▶ _YOUR INSTRUCTIONS_: Find how many lines contain the word "arányban" and state that number alone.

▶ _RECORDS TO USE_:

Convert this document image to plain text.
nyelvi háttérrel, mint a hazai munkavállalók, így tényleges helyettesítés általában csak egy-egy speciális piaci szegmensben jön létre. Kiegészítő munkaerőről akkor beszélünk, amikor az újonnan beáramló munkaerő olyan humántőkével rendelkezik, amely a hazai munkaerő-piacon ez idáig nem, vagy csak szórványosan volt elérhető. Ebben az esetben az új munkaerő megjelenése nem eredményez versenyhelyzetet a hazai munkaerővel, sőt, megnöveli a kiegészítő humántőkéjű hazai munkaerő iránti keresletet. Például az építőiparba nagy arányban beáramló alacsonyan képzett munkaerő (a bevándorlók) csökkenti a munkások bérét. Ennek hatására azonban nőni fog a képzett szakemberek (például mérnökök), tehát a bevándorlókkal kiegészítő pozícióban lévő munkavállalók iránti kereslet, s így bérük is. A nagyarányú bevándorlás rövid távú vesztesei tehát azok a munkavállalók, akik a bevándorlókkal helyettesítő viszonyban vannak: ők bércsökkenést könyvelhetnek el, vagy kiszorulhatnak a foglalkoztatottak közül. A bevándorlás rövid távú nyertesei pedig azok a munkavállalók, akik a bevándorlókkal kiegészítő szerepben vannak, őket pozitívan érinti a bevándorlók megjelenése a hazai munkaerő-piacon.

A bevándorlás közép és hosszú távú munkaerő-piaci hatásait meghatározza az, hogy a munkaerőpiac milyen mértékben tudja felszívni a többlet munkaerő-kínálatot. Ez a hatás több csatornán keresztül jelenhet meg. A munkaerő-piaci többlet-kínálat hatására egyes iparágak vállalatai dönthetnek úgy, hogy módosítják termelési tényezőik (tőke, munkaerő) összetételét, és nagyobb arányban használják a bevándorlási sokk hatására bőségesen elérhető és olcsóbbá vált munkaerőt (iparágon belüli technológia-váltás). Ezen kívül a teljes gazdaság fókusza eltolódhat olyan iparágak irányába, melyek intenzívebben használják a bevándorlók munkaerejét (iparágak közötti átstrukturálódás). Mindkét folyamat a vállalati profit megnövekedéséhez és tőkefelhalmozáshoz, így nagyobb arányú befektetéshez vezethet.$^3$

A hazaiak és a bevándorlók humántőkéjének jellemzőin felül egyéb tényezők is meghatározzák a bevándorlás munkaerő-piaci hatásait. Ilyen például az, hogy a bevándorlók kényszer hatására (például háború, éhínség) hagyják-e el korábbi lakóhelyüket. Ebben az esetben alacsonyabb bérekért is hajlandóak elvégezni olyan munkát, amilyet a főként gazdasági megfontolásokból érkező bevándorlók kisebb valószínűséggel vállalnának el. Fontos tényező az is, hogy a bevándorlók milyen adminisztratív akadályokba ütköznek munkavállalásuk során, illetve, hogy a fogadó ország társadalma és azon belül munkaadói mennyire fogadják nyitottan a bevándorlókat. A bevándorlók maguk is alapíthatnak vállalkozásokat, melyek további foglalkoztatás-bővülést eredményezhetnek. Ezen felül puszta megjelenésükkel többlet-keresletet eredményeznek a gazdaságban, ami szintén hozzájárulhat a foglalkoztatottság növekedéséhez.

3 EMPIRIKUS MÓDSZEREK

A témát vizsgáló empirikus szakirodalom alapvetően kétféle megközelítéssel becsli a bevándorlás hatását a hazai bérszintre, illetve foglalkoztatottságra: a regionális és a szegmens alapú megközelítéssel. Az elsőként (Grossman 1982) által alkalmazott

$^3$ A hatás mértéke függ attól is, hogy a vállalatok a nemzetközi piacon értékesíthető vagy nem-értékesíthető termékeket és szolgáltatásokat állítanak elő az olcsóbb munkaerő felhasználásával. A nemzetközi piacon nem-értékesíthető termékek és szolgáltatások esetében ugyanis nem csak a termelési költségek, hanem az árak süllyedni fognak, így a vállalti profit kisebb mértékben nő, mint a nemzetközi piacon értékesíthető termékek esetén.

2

▶ _OUTPUT FOR THIS EXERCISE_: 2